### To do
Repeat all the records exactly, omitting pictures.

### Records provided
......

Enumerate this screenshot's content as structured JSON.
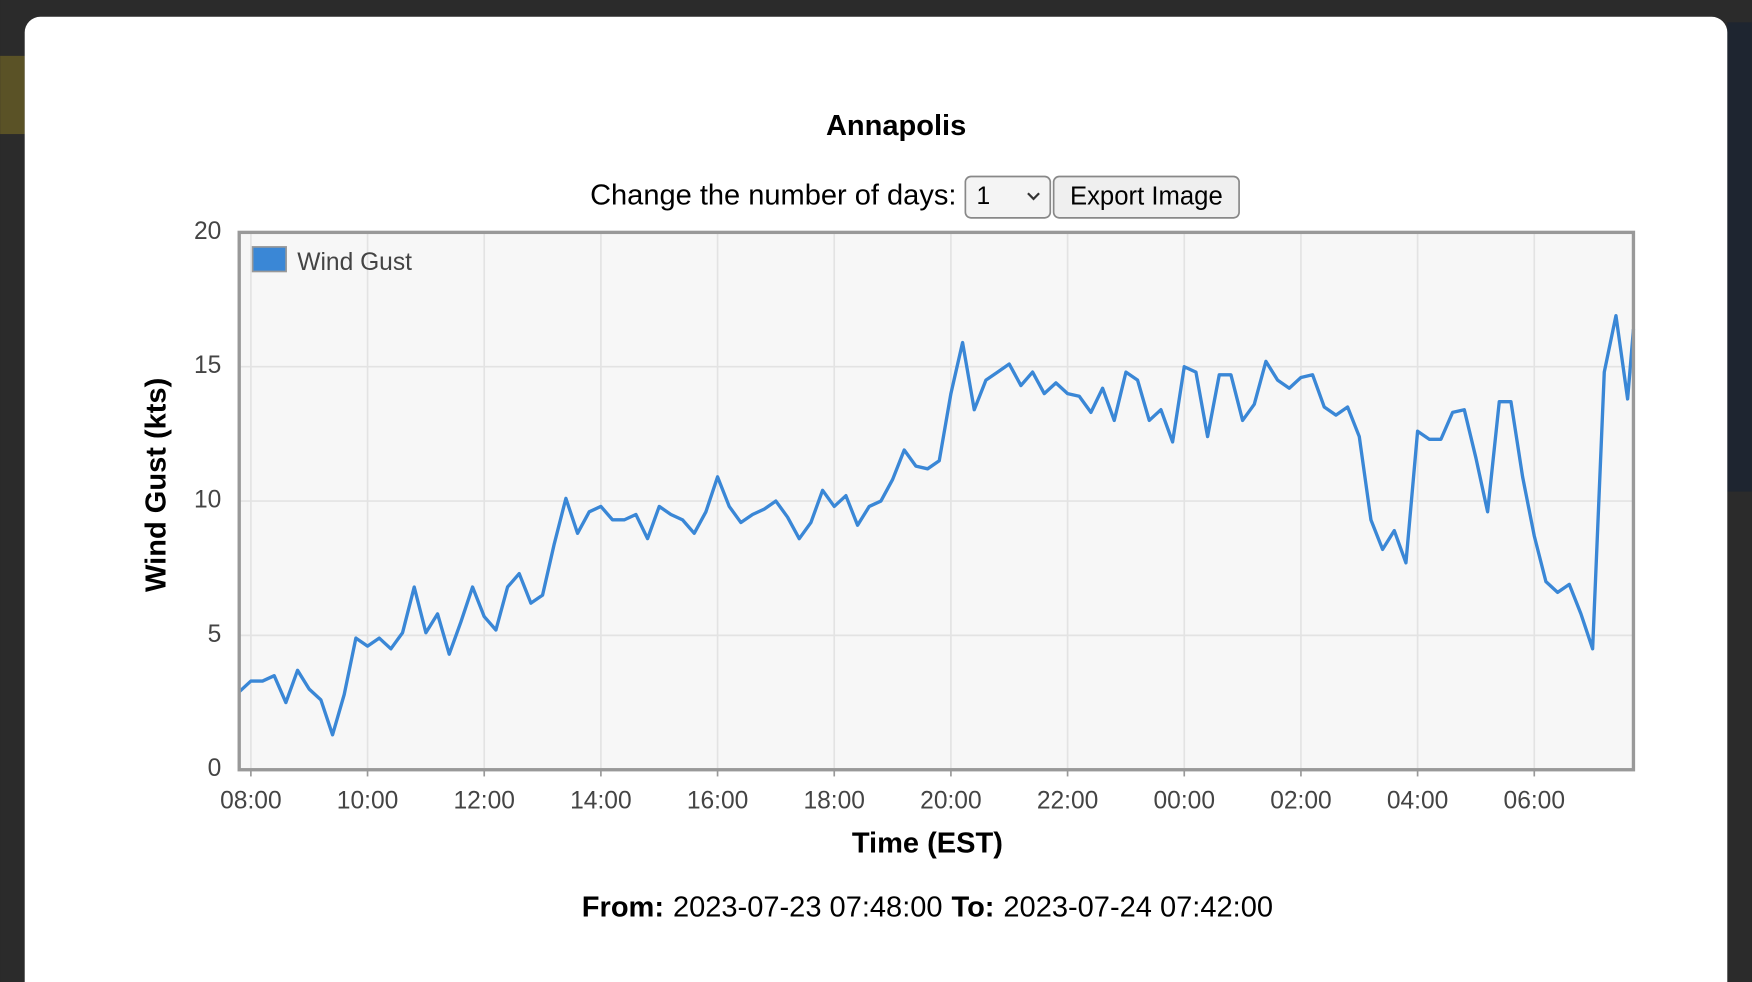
{
  "chart_data": {
    "type": "line",
    "title": "Annapolis",
    "x_label": "Time (EST)",
    "y_label": "Wind Gust (kts)",
    "x": [
      7.8,
      8,
      8.2,
      8.4,
      8.6,
      8.8,
      9,
      9.2,
      9.4,
      9.6,
      9.8,
      10,
      10.2,
      10.4,
      10.6,
      10.8,
      11,
      11.2,
      11.4,
      11.6,
      11.8,
      12,
      12.2,
      12.4,
      12.6,
      12.8,
      13,
      13.2,
      13.4,
      13.6,
      13.8,
      14,
      14.2,
      14.4,
      14.6,
      14.8,
      15,
      15.2,
      15.4,
      15.6,
      15.8,
      16,
      16.2,
      16.4,
      16.6,
      16.8,
      17,
      17.2,
      17.4,
      17.6,
      17.8,
      18,
      18.2,
      18.4,
      18.6,
      18.8,
      19,
      19.2,
      19.4,
      19.6,
      19.8,
      20,
      20.2,
      20.4,
      20.6,
      20.8,
      21,
      21.2,
      21.4,
      21.6,
      21.8,
      22,
      22.2,
      22.4,
      22.6,
      22.8,
      23,
      23.2,
      23.4,
      23.6,
      23.8,
      24,
      24.2,
      24.4,
      24.6,
      24.8,
      25,
      25.2,
      25.4,
      25.6,
      25.8,
      26,
      26.2,
      26.4,
      26.6,
      26.8,
      27,
      27.2,
      27.4,
      27.6,
      27.8,
      28,
      28.2,
      28.4,
      28.6,
      28.8,
      29,
      29.2,
      29.4,
      29.6,
      29.8,
      30,
      30.2,
      30.4,
      30.6,
      30.8,
      31,
      31.2,
      31.4,
      31.6,
      31.7
    ],
    "series": [
      {
        "name": "Wind Gust",
        "color": "#3a87d6",
        "values": [
          2.9,
          3.3,
          3.3,
          3.5,
          2.5,
          3.7,
          3.0,
          2.6,
          1.3,
          2.8,
          4.9,
          4.6,
          4.9,
          4.5,
          5.1,
          6.8,
          5.1,
          5.8,
          4.3,
          5.5,
          6.8,
          5.7,
          5.2,
          6.8,
          7.3,
          6.2,
          6.5,
          8.4,
          10.1,
          8.8,
          9.6,
          9.8,
          9.3,
          9.3,
          9.5,
          8.6,
          9.8,
          9.5,
          9.3,
          8.8,
          9.6,
          10.9,
          9.8,
          9.2,
          9.5,
          9.7,
          10.0,
          9.4,
          8.6,
          9.2,
          10.4,
          9.8,
          10.2,
          9.1,
          9.8,
          10.0,
          10.8,
          11.9,
          11.3,
          11.2,
          11.5,
          14.0,
          15.9,
          13.4,
          14.5,
          14.8,
          15.1,
          14.3,
          14.8,
          14.0,
          14.4,
          14.0,
          13.9,
          13.3,
          14.2,
          13.0,
          14.8,
          14.5,
          13.0,
          13.4,
          12.2,
          15.0,
          14.8,
          12.4,
          14.7,
          14.7,
          13.0,
          13.6,
          15.2,
          14.5,
          14.2,
          14.6,
          14.7,
          13.5,
          13.2,
          13.5,
          12.4,
          9.3,
          8.2,
          8.9,
          7.7,
          12.6,
          12.3,
          12.3,
          13.3,
          13.4,
          11.6,
          9.6,
          13.7,
          13.7,
          10.9,
          8.7,
          7.0,
          6.6,
          6.9,
          5.8,
          4.5,
          14.8,
          16.9,
          13.8,
          16.4
        ]
      }
    ],
    "xlim": [
      7.8,
      31.7
    ],
    "xticks": [
      {
        "value": 8,
        "label": "08:00"
      },
      {
        "value": 10,
        "label": "10:00"
      },
      {
        "value": 12,
        "label": "12:00"
      },
      {
        "value": 14,
        "label": "14:00"
      },
      {
        "value": 16,
        "label": "16:00"
      },
      {
        "value": 18,
        "label": "18:00"
      },
      {
        "value": 20,
        "label": "20:00"
      },
      {
        "value": 22,
        "label": "22:00"
      },
      {
        "value": 24,
        "label": "00:00"
      },
      {
        "value": 26,
        "label": "02:00"
      },
      {
        "value": 28,
        "label": "04:00"
      },
      {
        "value": 30,
        "label": "06:00"
      }
    ],
    "ylim": [
      0,
      20
    ],
    "yticks": [
      0,
      5,
      10,
      15,
      20
    ],
    "grid": true,
    "legend": "top-left"
  },
  "controls": {
    "label": "Change the number of days:",
    "select_value": "1",
    "button": "Export Image"
  },
  "footer": {
    "from_label": "From:",
    "from_value": "2023-07-23 07:48:00",
    "to_label": "To:",
    "to_value": "2023-07-24 07:42:00"
  }
}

......

### Final result
Enumerate this screenshot's content as structured JSON.
{
  "chart_data": {
    "type": "line",
    "title": "Annapolis",
    "x_label": "Time (EST)",
    "y_label": "Wind Gust (kts)",
    "x": [
      7.8,
      8,
      8.2,
      8.4,
      8.6,
      8.8,
      9,
      9.2,
      9.4,
      9.6,
      9.8,
      10,
      10.2,
      10.4,
      10.6,
      10.8,
      11,
      11.2,
      11.4,
      11.6,
      11.8,
      12,
      12.2,
      12.4,
      12.6,
      12.8,
      13,
      13.2,
      13.4,
      13.6,
      13.8,
      14,
      14.2,
      14.4,
      14.6,
      14.8,
      15,
      15.2,
      15.4,
      15.6,
      15.8,
      16,
      16.2,
      16.4,
      16.6,
      16.8,
      17,
      17.2,
      17.4,
      17.6,
      17.8,
      18,
      18.2,
      18.4,
      18.6,
      18.8,
      19,
      19.2,
      19.4,
      19.6,
      19.8,
      20,
      20.2,
      20.4,
      20.6,
      20.8,
      21,
      21.2,
      21.4,
      21.6,
      21.8,
      22,
      22.2,
      22.4,
      22.6,
      22.8,
      23,
      23.2,
      23.4,
      23.6,
      23.8,
      24,
      24.2,
      24.4,
      24.6,
      24.8,
      25,
      25.2,
      25.4,
      25.6,
      25.8,
      26,
      26.2,
      26.4,
      26.6,
      26.8,
      27,
      27.2,
      27.4,
      27.6,
      27.8,
      28,
      28.2,
      28.4,
      28.6,
      28.8,
      29,
      29.2,
      29.4,
      29.6,
      29.8,
      30,
      30.2,
      30.4,
      30.6,
      30.8,
      31,
      31.2,
      31.4,
      31.6,
      31.7
    ],
    "series": [
      {
        "name": "Wind Gust",
        "color": "#3a87d6",
        "values": [
          2.9,
          3.3,
          3.3,
          3.5,
          2.5,
          3.7,
          3.0,
          2.6,
          1.3,
          2.8,
          4.9,
          4.6,
          4.9,
          4.5,
          5.1,
          6.8,
          5.1,
          5.8,
          4.3,
          5.5,
          6.8,
          5.7,
          5.2,
          6.8,
          7.3,
          6.2,
          6.5,
          8.4,
          10.1,
          8.8,
          9.6,
          9.8,
          9.3,
          9.3,
          9.5,
          8.6,
          9.8,
          9.5,
          9.3,
          8.8,
          9.6,
          10.9,
          9.8,
          9.2,
          9.5,
          9.7,
          10.0,
          9.4,
          8.6,
          9.2,
          10.4,
          9.8,
          10.2,
          9.1,
          9.8,
          10.0,
          10.8,
          11.9,
          11.3,
          11.2,
          11.5,
          14.0,
          15.9,
          13.4,
          14.5,
          14.8,
          15.1,
          14.3,
          14.8,
          14.0,
          14.4,
          14.0,
          13.9,
          13.3,
          14.2,
          13.0,
          14.8,
          14.5,
          13.0,
          13.4,
          12.2,
          15.0,
          14.8,
          12.4,
          14.7,
          14.7,
          13.0,
          13.6,
          15.2,
          14.5,
          14.2,
          14.6,
          14.7,
          13.5,
          13.2,
          13.5,
          12.4,
          9.3,
          8.2,
          8.9,
          7.7,
          12.6,
          12.3,
          12.3,
          13.3,
          13.4,
          11.6,
          9.6,
          13.7,
          13.7,
          10.9,
          8.7,
          7.0,
          6.6,
          6.9,
          5.8,
          4.5,
          14.8,
          16.9,
          13.8,
          16.4
        ]
      }
    ],
    "xlim": [
      7.8,
      31.7
    ],
    "xticks": [
      {
        "value": 8,
        "label": "08:00"
      },
      {
        "value": 10,
        "label": "10:00"
      },
      {
        "value": 12,
        "label": "12:00"
      },
      {
        "value": 14,
        "label": "14:00"
      },
      {
        "value": 16,
        "label": "16:00"
      },
      {
        "value": 18,
        "label": "18:00"
      },
      {
        "value": 20,
        "label": "20:00"
      },
      {
        "value": 22,
        "label": "22:00"
      },
      {
        "value": 24,
        "label": "00:00"
      },
      {
        "value": 26,
        "label": "02:00"
      },
      {
        "value": 28,
        "label": "04:00"
      },
      {
        "value": 30,
        "label": "06:00"
      }
    ],
    "ylim": [
      0,
      20
    ],
    "yticks": [
      0,
      5,
      10,
      15,
      20
    ],
    "grid": true,
    "legend": "top-left"
  },
  "controls": {
    "label": "Change the number of days:",
    "select_value": "1",
    "button": "Export Image"
  },
  "footer": {
    "from_label": "From:",
    "from_value": "2023-07-23 07:48:00",
    "to_label": "To:",
    "to_value": "2023-07-24 07:42:00"
  }
}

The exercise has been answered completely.